▸ **THE EXERCISE**
Gather from the listing below each line that includes the word "aber", and copy it.
━━━ EXERCISE MATERIALS
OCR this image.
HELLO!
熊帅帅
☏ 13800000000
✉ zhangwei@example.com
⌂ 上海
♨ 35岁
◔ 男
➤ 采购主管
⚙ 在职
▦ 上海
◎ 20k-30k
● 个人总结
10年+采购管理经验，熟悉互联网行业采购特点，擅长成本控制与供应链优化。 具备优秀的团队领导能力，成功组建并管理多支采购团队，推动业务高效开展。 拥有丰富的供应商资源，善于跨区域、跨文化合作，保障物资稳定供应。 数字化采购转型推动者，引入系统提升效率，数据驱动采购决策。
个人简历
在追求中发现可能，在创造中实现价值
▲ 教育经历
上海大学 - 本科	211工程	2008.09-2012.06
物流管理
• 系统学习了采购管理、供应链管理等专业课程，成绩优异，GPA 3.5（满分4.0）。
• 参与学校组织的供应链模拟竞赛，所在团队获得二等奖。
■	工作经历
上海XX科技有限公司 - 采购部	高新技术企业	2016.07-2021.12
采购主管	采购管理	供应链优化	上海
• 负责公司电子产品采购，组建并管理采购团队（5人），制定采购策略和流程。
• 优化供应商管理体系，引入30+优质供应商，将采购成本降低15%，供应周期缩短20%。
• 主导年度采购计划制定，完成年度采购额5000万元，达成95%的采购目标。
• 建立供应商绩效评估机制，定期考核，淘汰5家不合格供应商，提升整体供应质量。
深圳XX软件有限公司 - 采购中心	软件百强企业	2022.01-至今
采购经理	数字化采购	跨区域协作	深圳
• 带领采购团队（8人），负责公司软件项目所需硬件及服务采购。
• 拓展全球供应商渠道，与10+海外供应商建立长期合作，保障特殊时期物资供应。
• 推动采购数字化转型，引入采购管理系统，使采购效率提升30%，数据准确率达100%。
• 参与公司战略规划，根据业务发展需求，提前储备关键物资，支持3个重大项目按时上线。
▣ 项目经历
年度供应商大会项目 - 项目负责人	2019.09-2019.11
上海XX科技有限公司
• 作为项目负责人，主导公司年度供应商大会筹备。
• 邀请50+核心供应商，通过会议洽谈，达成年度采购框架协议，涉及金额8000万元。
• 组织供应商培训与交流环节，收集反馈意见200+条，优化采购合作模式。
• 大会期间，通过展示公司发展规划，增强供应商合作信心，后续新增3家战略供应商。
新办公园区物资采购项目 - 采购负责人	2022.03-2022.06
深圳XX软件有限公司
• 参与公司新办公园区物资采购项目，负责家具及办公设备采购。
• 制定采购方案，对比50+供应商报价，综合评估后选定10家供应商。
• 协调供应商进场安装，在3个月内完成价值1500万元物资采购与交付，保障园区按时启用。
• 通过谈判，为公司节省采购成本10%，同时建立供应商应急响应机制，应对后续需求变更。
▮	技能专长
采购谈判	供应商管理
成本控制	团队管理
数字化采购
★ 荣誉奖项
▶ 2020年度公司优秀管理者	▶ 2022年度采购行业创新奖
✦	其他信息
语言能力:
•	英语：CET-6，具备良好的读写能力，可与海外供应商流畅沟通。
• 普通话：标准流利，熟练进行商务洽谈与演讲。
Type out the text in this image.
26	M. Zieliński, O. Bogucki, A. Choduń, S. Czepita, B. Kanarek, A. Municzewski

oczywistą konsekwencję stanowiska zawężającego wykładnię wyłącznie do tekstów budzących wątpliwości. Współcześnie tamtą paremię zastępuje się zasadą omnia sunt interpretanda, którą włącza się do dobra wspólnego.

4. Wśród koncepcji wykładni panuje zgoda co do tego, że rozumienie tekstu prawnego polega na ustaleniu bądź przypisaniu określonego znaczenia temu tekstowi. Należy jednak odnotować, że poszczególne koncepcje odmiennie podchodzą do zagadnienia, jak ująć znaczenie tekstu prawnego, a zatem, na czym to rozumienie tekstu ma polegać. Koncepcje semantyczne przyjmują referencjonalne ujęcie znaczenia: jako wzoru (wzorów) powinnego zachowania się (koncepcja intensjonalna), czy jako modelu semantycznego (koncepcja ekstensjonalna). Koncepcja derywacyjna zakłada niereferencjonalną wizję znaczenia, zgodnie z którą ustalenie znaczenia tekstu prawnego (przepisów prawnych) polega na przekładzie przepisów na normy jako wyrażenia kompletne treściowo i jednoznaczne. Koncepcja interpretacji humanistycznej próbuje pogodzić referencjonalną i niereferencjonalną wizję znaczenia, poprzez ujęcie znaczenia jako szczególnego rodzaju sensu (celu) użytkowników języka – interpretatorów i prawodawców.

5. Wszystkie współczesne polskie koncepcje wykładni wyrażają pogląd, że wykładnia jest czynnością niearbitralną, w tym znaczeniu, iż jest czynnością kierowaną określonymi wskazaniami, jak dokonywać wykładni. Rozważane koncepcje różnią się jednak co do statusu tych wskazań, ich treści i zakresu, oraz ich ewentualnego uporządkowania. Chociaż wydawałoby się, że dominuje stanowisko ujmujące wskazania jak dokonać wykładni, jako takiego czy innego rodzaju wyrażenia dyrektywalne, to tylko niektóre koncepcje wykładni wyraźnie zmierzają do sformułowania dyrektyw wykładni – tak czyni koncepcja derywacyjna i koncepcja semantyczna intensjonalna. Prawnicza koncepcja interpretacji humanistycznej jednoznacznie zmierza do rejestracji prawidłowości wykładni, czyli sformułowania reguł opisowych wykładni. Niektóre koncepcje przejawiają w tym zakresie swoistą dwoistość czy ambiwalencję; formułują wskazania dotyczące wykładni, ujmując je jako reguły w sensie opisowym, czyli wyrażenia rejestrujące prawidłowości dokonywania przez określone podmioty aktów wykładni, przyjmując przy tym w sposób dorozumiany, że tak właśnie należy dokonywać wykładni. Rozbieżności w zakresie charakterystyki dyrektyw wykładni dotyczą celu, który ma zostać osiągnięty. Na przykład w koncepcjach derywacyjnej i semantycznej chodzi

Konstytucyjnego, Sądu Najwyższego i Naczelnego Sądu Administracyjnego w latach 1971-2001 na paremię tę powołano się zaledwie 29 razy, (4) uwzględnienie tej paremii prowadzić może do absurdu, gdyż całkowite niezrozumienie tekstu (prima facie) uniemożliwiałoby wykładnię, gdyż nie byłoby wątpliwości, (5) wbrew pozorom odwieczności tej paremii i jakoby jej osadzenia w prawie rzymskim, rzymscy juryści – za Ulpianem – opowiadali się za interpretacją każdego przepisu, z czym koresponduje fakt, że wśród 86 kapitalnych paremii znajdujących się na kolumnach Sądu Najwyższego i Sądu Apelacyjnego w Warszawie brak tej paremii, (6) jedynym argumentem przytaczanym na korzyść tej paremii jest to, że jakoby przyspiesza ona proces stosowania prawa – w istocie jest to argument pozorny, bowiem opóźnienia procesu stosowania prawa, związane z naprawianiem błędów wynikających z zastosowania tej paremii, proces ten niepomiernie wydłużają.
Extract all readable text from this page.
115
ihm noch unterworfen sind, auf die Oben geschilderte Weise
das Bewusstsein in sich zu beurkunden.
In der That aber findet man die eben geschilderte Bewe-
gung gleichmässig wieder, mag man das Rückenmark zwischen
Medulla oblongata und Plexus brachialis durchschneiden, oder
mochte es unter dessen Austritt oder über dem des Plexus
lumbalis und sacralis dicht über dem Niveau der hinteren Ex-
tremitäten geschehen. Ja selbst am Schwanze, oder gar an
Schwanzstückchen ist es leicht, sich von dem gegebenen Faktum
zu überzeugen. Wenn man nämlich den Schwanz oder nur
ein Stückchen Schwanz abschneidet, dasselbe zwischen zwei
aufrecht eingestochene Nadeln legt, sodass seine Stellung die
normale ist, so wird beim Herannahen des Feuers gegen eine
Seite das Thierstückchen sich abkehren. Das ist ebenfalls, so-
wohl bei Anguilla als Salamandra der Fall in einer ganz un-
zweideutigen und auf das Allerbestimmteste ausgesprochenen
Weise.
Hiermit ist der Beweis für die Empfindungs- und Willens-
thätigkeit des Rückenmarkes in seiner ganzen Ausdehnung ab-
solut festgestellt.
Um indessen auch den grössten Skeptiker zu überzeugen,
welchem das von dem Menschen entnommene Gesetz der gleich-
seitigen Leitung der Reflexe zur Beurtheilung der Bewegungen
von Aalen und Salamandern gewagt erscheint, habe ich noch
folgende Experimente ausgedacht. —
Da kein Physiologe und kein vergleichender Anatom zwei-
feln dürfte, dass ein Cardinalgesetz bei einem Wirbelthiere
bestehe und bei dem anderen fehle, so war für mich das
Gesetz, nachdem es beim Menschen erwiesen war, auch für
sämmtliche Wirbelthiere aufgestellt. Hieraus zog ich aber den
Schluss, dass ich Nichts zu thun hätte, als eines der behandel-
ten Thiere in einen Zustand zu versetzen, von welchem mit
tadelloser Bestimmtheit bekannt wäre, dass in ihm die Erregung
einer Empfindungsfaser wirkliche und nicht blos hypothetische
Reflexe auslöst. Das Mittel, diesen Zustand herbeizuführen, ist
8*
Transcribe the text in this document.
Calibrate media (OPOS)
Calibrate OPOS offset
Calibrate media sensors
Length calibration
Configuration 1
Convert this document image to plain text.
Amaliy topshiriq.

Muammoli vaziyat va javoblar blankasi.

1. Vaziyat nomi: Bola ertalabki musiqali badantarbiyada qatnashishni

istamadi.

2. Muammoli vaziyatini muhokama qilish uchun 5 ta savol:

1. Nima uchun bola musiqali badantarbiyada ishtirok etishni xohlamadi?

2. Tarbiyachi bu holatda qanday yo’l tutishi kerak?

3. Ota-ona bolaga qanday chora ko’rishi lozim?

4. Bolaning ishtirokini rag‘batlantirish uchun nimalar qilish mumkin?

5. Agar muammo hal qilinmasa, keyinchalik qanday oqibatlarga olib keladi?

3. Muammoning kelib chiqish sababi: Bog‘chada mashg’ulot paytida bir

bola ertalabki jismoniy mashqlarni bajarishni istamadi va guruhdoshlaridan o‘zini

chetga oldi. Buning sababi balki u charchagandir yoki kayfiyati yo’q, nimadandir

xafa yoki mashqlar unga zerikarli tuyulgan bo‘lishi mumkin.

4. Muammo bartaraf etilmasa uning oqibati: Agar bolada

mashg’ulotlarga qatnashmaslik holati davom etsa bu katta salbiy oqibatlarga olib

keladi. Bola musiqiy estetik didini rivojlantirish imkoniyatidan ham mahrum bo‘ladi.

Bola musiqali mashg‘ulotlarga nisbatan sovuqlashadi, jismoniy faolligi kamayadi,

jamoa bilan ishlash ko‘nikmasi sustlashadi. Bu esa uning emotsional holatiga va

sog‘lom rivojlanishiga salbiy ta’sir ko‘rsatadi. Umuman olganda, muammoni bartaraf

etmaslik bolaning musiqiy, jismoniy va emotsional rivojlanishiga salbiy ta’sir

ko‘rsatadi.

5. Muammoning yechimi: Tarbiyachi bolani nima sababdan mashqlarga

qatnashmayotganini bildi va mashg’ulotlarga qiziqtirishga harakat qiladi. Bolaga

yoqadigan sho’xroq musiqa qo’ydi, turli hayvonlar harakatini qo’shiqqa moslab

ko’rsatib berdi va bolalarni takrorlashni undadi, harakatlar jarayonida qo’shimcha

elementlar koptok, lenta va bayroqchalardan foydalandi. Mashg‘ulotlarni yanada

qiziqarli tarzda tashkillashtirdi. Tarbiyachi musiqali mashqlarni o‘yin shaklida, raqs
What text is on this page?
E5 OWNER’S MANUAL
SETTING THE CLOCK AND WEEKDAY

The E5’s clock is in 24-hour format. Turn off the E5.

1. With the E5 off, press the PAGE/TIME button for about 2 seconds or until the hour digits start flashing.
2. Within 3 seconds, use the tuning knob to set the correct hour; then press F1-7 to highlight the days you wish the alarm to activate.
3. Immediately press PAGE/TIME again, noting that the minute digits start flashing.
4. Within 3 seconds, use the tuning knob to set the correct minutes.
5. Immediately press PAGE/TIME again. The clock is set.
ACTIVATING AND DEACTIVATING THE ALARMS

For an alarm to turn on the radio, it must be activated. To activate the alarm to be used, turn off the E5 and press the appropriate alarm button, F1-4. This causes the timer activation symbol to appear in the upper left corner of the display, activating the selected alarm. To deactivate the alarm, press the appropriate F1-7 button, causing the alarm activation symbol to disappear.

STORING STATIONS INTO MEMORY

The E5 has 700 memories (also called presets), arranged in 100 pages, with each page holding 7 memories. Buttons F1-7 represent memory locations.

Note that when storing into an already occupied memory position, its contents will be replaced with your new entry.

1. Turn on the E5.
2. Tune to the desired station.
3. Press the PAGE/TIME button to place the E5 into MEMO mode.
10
━━━━━━
▸ **RESULT OF THIS TASK**
In der That aber findet man die eben geschilderte Bewe-
sämmtliche Wirbelthiere aufgestellt. Hieraus zog ich aber den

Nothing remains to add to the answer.